#### [STATED PROBLEM]
Take the line that contains "Parse this screenshot: output" and each line after it in the material below, and transcribe them exactly, stopping at the end.

#### [EXERCISE DATA]

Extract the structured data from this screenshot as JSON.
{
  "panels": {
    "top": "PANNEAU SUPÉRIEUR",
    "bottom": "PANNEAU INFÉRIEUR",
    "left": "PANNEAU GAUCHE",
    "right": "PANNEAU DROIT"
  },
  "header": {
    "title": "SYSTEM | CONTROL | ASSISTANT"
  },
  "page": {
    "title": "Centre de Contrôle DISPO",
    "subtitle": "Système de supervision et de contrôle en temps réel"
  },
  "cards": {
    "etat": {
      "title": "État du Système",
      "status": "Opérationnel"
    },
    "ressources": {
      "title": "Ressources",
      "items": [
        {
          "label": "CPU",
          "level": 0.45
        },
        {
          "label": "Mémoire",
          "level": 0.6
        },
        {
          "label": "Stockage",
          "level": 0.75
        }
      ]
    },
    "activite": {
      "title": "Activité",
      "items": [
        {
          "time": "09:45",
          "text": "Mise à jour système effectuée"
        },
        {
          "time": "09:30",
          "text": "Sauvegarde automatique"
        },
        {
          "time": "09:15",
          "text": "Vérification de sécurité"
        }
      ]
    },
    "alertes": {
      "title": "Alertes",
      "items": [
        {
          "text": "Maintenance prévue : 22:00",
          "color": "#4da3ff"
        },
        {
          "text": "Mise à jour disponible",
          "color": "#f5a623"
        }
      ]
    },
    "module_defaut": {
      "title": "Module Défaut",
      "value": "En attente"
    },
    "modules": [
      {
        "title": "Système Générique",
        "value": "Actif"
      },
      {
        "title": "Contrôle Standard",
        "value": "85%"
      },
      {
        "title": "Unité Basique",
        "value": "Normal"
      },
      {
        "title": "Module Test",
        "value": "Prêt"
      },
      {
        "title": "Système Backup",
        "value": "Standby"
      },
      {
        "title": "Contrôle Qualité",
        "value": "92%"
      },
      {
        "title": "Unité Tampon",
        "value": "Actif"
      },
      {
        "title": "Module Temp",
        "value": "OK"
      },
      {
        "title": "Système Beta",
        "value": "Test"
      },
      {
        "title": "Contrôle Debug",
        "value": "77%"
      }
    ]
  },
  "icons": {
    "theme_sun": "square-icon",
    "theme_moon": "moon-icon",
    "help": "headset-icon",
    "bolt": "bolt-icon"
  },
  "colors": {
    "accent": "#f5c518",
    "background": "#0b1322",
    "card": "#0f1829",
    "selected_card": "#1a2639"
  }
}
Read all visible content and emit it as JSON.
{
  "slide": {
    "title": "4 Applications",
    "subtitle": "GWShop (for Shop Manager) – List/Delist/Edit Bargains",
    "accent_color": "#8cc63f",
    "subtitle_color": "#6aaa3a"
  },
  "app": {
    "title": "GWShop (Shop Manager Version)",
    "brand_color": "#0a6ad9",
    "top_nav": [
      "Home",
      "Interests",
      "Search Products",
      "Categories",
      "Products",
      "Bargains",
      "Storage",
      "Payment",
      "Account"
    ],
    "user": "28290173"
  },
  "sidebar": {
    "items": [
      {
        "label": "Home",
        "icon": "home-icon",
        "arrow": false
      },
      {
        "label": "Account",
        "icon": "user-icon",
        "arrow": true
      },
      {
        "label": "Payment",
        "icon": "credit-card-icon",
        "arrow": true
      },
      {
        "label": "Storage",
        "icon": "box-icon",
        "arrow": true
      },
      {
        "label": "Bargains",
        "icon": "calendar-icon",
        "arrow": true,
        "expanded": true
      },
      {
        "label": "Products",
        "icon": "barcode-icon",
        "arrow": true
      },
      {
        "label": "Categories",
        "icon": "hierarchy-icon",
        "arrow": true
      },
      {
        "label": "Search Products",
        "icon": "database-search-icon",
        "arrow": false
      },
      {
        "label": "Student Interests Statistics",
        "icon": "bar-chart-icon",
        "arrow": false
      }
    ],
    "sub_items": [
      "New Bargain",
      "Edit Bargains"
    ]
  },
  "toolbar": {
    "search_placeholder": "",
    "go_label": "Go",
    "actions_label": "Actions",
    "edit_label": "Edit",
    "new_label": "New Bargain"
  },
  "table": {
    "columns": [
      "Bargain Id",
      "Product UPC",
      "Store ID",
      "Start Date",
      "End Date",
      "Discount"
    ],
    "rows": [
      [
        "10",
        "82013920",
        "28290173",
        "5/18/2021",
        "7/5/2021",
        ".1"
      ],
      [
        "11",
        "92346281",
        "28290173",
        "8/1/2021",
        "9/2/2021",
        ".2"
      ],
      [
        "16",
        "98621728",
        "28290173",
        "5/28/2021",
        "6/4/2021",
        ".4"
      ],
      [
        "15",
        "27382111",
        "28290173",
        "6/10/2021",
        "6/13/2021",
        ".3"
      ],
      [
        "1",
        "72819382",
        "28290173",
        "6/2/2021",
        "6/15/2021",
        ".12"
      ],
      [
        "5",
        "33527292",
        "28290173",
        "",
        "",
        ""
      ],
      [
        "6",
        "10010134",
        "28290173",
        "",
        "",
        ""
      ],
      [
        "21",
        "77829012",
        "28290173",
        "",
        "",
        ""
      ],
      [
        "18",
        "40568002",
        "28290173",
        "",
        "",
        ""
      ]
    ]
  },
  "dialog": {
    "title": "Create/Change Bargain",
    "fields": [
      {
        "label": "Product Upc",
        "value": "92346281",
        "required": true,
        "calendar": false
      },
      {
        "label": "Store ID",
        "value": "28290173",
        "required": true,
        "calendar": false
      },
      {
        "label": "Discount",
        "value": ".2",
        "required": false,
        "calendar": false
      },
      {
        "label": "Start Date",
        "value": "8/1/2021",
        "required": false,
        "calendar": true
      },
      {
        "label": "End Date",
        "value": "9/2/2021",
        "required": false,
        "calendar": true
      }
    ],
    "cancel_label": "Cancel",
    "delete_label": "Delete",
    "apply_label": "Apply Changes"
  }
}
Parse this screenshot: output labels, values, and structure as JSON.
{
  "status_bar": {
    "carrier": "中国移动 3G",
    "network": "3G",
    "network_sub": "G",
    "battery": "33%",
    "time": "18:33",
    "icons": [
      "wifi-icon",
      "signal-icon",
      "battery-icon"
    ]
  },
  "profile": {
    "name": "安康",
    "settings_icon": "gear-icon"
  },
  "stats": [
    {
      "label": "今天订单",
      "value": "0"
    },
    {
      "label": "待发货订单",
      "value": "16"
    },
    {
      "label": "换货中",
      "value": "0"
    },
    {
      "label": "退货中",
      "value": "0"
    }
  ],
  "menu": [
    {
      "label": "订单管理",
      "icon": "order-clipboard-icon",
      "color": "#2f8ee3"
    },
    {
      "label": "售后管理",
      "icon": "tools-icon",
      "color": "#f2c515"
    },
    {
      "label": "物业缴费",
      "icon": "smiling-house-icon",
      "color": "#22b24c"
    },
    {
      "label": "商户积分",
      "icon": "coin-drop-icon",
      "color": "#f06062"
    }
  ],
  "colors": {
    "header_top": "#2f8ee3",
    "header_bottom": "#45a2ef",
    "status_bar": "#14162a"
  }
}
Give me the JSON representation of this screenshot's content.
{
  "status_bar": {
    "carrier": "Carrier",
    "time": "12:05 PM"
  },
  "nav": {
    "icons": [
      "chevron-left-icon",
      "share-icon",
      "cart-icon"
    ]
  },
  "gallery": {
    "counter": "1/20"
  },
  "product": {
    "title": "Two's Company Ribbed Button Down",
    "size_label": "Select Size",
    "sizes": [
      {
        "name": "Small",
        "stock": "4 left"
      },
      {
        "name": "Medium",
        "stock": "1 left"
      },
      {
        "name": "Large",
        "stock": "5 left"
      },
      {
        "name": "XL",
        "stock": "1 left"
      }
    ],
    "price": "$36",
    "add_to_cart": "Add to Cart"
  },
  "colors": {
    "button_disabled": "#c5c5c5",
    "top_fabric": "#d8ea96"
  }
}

#### [ANSWER]
Parse this screenshot: output labels, values, and structure as JSON.
{
  "status_bar": {
    "carrier": "中国移动 3G",
    "network": "3G",
    "network_sub": "G",
    "battery": "33%",
    "time": "18:33",
    "icons": [
      "wifi-icon",
      "signal-icon",
      "battery-icon"
    ]
  },
  "profile": {
    "name": "安康",
    "settings_icon": "gear-icon"
  },
  "stats": [
    {
      "label": "今天订单",
      "value": "0"
    },
    {
      "label": "待发货订单",
      "value": "16"
    },
    {
      "label": "换货中",
      "value": "0"
    },
    {
      "label": "退货中",
      "value": "0"
    }
  ],
  "menu": [
    {
      "label": "订单管理",
      "icon": "order-clipboard-icon",
      "color": "#2f8ee3"
    },
    {
      "label": "售后管理",
      "icon": "tools-icon",
      "color": "#f2c515"
    },
    {
      "label": "物业缴费",
      "icon": "smiling-house-icon",
      "color": "#22b24c"
    },
    {
      "label": "商户积分",
      "icon": "coin-drop-icon",
      "color": "#f06062"
    }
  ],
  "colors": {
    "header_top": "#2f8ee3",
    "header_bottom": "#45a2ef",
    "status_bar": "#14162a"
  }
}
Give me the JSON representation of this screenshot's content.
{
  "status_bar": {
    "carrier": "Carrier",
    "time": "12:05 PM"
  },
  "nav": {
    "icons": [
      "chevron-left-icon",
      "share-icon",
      "cart-icon"
    ]
  },
  "gallery": {
    "counter": "1/20"
  },
  "product": {
    "title": "Two's Company Ribbed Button Down",
    "size_label": "Select Size",
    "sizes": [
      {
        "name": "Small",
        "stock": "4 left"
      },
      {
        "name": "Medium",
        "stock": "1 left"
      },
      {
        "name": "Large",
        "stock": "5 left"
      },
      {
        "name": "XL",
        "stock": "1 left"
      }
    ],
    "price": "$36",
    "add_to_cart": "Add to Cart"
  },
  "colors": {
    "button_disabled": "#c5c5c5",
    "top_fabric": "#d8ea96"
  }
}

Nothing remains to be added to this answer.